__TO DO__: Work out how many lines hold the string "name". Give that number and nothing more.

BEGIN INFORMATION SUPPLIED

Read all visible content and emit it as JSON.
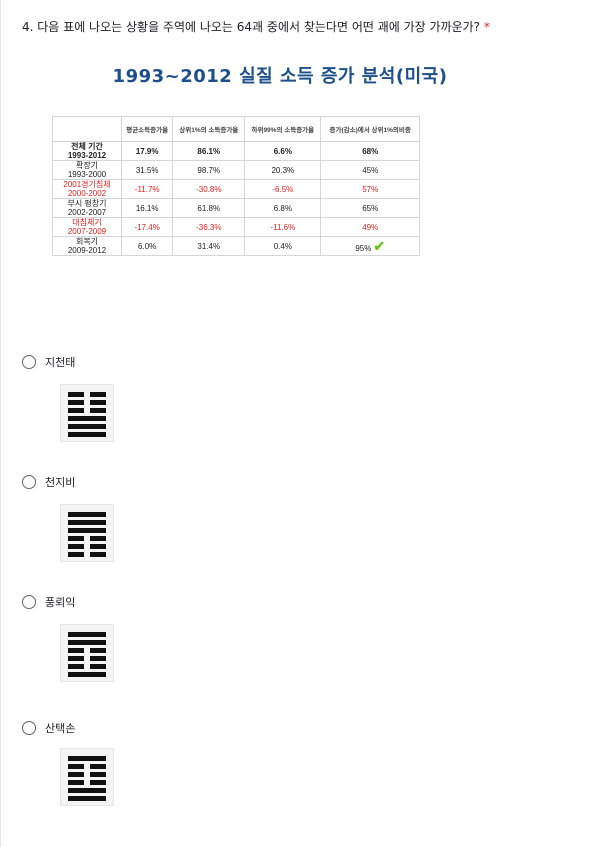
{
  "question": {
    "text": "4. 다음 표에 나오는 상황을 주역에 나오는 64괘 중에서 찾는다면 어떤 괘에 가장 가까운가?",
    "required_mark": "*"
  },
  "figure": {
    "title": "1993~2012 실질 소득 증가 분석(미국)",
    "headers": [
      "",
      "평균소득증가율",
      "상위1%의 소득증가율",
      "하위99%의 소득증가율",
      "증가(감소)에서 상위1%의비중"
    ],
    "rows": [
      {
        "name": "전체 기간",
        "years": "1993-2012",
        "cells": [
          "17.9%",
          "86.1%",
          "6.6%",
          "68%"
        ],
        "style": "bold"
      },
      {
        "name": "확장기",
        "years": "1993-2000",
        "cells": [
          "31.5%",
          "98.7%",
          "20.3%",
          "45%"
        ],
        "style": "normal"
      },
      {
        "name": "2001경기침체",
        "years": "2000-2002",
        "cells": [
          "-11.7%",
          "-30.8%",
          "-6.5%",
          "57%"
        ],
        "style": "red"
      },
      {
        "name": "부시 평창기",
        "years": "2002-2007",
        "cells": [
          "16.1%",
          "61.8%",
          "6.8%",
          "65%"
        ],
        "style": "normal"
      },
      {
        "name": "대침체기",
        "years": "2007-2009",
        "cells": [
          "-17.4%",
          "-36.3%",
          "-11.6%",
          "49%"
        ],
        "style": "red"
      },
      {
        "name": "회복기",
        "years": "2009-2012",
        "cells": [
          "6.0%",
          "31.4%",
          "0.4%",
          "95%"
        ],
        "style": "normal"
      }
    ],
    "check_mark": "✔"
  },
  "options": [
    {
      "label": "지천태",
      "icon": "hexagram-tai-icon",
      "lines": [
        0,
        0,
        0,
        1,
        1,
        1
      ]
    },
    {
      "label": "천지비",
      "icon": "hexagram-pi-icon",
      "lines": [
        1,
        1,
        1,
        0,
        0,
        0
      ]
    },
    {
      "label": "풍뢰익",
      "icon": "hexagram-yi-icon",
      "lines": [
        1,
        1,
        0,
        0,
        0,
        1
      ]
    },
    {
      "label": "산택손",
      "icon": "hexagram-sun-icon",
      "lines": [
        1,
        0,
        0,
        0,
        1,
        1
      ]
    }
  ]
}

END INFORMATION SUPPLIED

__TASK RESULT__: 6